• [EXERCISE AIM]: Find the lines of data that contain the string "archivo", then list them.

[Source data]
---------------

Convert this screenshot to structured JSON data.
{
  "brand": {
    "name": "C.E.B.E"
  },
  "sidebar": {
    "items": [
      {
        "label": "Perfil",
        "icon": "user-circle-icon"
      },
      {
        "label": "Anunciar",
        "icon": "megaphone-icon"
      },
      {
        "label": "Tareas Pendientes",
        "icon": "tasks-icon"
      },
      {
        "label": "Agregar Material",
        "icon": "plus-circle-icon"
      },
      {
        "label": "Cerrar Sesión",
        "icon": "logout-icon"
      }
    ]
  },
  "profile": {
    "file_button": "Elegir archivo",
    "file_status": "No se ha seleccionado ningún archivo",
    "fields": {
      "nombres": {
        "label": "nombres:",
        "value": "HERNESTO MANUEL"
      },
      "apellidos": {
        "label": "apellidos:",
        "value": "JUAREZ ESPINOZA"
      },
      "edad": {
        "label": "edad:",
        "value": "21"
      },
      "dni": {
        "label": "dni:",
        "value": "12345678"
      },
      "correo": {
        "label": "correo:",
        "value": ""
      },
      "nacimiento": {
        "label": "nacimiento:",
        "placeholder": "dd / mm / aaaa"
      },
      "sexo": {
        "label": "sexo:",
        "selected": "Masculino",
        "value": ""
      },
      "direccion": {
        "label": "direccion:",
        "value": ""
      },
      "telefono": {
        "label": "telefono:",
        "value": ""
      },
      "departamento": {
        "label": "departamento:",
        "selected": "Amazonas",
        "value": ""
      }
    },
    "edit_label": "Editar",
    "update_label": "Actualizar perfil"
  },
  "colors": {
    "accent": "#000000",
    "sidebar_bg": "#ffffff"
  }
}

---------------

• [SOLUTION]:
    "file_button": "Elegir archivo",
    "file_status": "No se ha seleccionado ningún archivo",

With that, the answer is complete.